Start Raw records
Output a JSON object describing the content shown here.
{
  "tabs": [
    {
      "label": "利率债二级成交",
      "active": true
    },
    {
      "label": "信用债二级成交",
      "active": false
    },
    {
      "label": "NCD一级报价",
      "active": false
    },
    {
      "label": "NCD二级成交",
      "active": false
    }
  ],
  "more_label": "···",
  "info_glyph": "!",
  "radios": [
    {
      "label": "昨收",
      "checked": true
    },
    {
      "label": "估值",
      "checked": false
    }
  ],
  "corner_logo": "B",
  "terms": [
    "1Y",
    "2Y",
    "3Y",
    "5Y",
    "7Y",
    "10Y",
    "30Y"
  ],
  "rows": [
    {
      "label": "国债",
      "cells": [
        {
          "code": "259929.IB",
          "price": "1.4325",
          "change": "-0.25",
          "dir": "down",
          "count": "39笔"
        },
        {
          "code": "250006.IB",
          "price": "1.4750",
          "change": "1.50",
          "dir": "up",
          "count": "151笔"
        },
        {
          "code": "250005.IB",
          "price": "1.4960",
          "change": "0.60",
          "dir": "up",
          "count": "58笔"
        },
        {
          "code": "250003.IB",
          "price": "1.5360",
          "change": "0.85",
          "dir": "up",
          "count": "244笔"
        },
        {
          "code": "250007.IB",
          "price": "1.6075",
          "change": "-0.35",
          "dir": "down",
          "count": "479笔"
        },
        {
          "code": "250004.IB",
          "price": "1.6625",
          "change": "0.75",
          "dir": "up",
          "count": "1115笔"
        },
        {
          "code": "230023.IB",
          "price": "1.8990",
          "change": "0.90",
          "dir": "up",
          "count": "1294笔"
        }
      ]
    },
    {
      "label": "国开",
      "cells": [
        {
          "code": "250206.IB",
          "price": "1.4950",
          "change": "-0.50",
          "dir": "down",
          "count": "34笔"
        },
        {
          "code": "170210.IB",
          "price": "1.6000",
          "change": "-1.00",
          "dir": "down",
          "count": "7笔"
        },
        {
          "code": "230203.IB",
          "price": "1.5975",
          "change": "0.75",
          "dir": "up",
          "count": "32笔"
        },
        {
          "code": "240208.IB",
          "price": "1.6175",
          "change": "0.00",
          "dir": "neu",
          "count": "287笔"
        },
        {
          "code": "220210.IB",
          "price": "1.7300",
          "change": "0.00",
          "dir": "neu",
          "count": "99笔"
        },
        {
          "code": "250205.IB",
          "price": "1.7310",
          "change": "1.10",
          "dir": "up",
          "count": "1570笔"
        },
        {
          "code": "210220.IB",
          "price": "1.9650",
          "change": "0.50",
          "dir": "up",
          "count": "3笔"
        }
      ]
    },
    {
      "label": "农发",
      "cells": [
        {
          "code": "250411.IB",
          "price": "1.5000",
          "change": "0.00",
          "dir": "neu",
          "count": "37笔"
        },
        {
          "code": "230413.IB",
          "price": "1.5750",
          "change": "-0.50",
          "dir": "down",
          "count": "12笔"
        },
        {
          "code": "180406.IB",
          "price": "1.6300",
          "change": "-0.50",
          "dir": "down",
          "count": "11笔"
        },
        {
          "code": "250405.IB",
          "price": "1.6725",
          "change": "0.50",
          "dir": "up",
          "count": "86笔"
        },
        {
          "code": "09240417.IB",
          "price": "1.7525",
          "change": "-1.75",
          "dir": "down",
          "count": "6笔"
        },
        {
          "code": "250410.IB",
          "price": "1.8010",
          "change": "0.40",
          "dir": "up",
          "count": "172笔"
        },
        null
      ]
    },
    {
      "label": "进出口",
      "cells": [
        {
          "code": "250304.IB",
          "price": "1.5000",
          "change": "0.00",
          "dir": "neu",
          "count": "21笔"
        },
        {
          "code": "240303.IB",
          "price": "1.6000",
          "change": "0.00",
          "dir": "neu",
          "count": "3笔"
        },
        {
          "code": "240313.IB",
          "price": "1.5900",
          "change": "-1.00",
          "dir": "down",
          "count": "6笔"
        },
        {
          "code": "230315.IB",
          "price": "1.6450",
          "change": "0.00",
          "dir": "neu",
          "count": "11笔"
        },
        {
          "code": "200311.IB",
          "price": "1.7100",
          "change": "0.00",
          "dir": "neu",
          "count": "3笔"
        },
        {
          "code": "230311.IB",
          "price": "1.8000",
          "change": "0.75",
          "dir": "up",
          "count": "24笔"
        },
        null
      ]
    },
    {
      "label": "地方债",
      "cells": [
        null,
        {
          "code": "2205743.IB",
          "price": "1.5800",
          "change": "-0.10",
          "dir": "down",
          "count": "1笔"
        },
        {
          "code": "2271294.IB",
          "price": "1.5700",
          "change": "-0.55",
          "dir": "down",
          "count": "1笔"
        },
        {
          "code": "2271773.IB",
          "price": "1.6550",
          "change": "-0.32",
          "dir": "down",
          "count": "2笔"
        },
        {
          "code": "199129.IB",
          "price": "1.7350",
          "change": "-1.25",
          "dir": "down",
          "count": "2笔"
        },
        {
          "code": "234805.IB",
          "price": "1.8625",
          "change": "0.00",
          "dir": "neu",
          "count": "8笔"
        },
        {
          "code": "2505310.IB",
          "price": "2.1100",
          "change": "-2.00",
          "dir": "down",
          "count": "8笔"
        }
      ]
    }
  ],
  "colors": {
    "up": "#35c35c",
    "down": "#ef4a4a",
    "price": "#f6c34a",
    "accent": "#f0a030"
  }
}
End Raw records
- What you have to do
Please set down the whole listing above without altering a single line.

- The completed task
Output a JSON object describing the content shown here.
{
  "tabs": [
    {
      "label": "利率债二级成交",
      "active": true
    },
    {
      "label": "信用债二级成交",
      "active": false
    },
    {
      "label": "NCD一级报价",
      "active": false
    },
    {
      "label": "NCD二级成交",
      "active": false
    }
  ],
  "more_label": "···",
  "info_glyph": "!",
  "radios": [
    {
      "label": "昨收",
      "checked": true
    },
    {
      "label": "估值",
      "checked": false
    }
  ],
  "corner_logo": "B",
  "terms": [
    "1Y",
    "2Y",
    "3Y",
    "5Y",
    "7Y",
    "10Y",
    "30Y"
  ],
  "rows": [
    {
      "label": "国债",
      "cells": [
        {
          "code": "259929.IB",
          "price": "1.4325",
          "change": "-0.25",
          "dir": "down",
          "count": "39笔"
        },
        {
          "code": "250006.IB",
          "price": "1.4750",
          "change": "1.50",
          "dir": "up",
          "count": "151笔"
        },
        {
          "code": "250005.IB",
          "price": "1.4960",
          "change": "0.60",
          "dir": "up",
          "count": "58笔"
        },
        {
          "code": "250003.IB",
          "price": "1.5360",
          "change": "0.85",
          "dir": "up",
          "count": "244笔"
        },
        {
          "code": "250007.IB",
          "price": "1.6075",
          "change": "-0.35",
          "dir": "down",
          "count": "479笔"
        },
        {
          "code": "250004.IB",
          "price": "1.6625",
          "change": "0.75",
          "dir": "up",
          "count": "1115笔"
        },
        {
          "code": "230023.IB",
          "price": "1.8990",
          "change": "0.90",
          "dir": "up",
          "count": "1294笔"
        }
      ]
    },
    {
      "label": "国开",
      "cells": [
        {
          "code": "250206.IB",
          "price": "1.4950",
          "change": "-0.50",
          "dir": "down",
          "count": "34笔"
        },
        {
          "code": "170210.IB",
          "price": "1.6000",
          "change": "-1.00",
          "dir": "down",
          "count": "7笔"
        },
        {
          "code": "230203.IB",
          "price": "1.5975",
          "change": "0.75",
          "dir": "up",
          "count": "32笔"
        },
        {
          "code": "240208.IB",
          "price": "1.6175",
          "change": "0.00",
          "dir": "neu",
          "count": "287笔"
        },
        {
          "code": "220210.IB",
          "price": "1.7300",
          "change": "0.00",
          "dir": "neu",
          "count": "99笔"
        },
        {
          "code": "250205.IB",
          "price": "1.7310",
          "change": "1.10",
          "dir": "up",
          "count": "1570笔"
        },
        {
          "code": "210220.IB",
          "price": "1.9650",
          "change": "0.50",
          "dir": "up",
          "count": "3笔"
        }
      ]
    },
    {
      "label": "农发",
      "cells": [
        {
          "code": "250411.IB",
          "price": "1.5000",
          "change": "0.00",
          "dir": "neu",
          "count": "37笔"
        },
        {
          "code": "230413.IB",
          "price": "1.5750",
          "change": "-0.50",
          "dir": "down",
          "count": "12笔"
        },
        {
          "code": "180406.IB",
          "price": "1.6300",
          "change": "-0.50",
          "dir": "down",
          "count": "11笔"
        },
        {
          "code": "250405.IB",
          "price": "1.6725",
          "change": "0.50",
          "dir": "up",
          "count": "86笔"
        },
        {
          "code": "09240417.IB",
          "price": "1.7525",
          "change": "-1.75",
          "dir": "down",
          "count": "6笔"
        },
        {
          "code": "250410.IB",
          "price": "1.8010",
          "change": "0.40",
          "dir": "up",
          "count": "172笔"
        },
        null
      ]
    },
    {
      "label": "进出口",
      "cells": [
        {
          "code": "250304.IB",
          "price": "1.5000",
          "change": "0.00",
          "dir": "neu",
          "count": "21笔"
        },
        {
          "code": "240303.IB",
          "price": "1.6000",
          "change": "0.00",
          "dir": "neu",
          "count": "3笔"
        },
        {
          "code": "240313.IB",
          "price": "1.5900",
          "change": "-1.00",
          "dir": "down",
          "count": "6笔"
        },
        {
          "code": "230315.IB",
          "price": "1.6450",
          "change": "0.00",
          "dir": "neu",
          "count": "11笔"
        },
        {
          "code": "200311.IB",
          "price": "1.7100",
          "change": "0.00",
          "dir": "neu",
          "count": "3笔"
        },
        {
          "code": "230311.IB",
          "price": "1.8000",
          "change": "0.75",
          "dir": "up",
          "count": "24笔"
        },
        null
      ]
    },
    {
      "label": "地方债",
      "cells": [
        null,
        {
          "code": "2205743.IB",
          "price": "1.5800",
          "change": "-0.10",
          "dir": "down",
          "count": "1笔"
        },
        {
          "code": "2271294.IB",
          "price": "1.5700",
          "change": "-0.55",
          "dir": "down",
          "count": "1笔"
        },
        {
          "code": "2271773.IB",
          "price": "1.6550",
          "change": "-0.32",
          "dir": "down",
          "count": "2笔"
        },
        {
          "code": "199129.IB",
          "price": "1.7350",
          "change": "-1.25",
          "dir": "down",
          "count": "2笔"
        },
        {
          "code": "234805.IB",
          "price": "1.8625",
          "change": "0.00",
          "dir": "neu",
          "count": "8笔"
        },
        {
          "code": "2505310.IB",
          "price": "2.1100",
          "change": "-2.00",
          "dir": "down",
          "count": "8笔"
        }
      ]
    }
  ],
  "colors": {
    "up": "#35c35c",
    "down": "#ef4a4a",
    "price": "#f6c34a",
    "accent": "#f0a030"
  }
}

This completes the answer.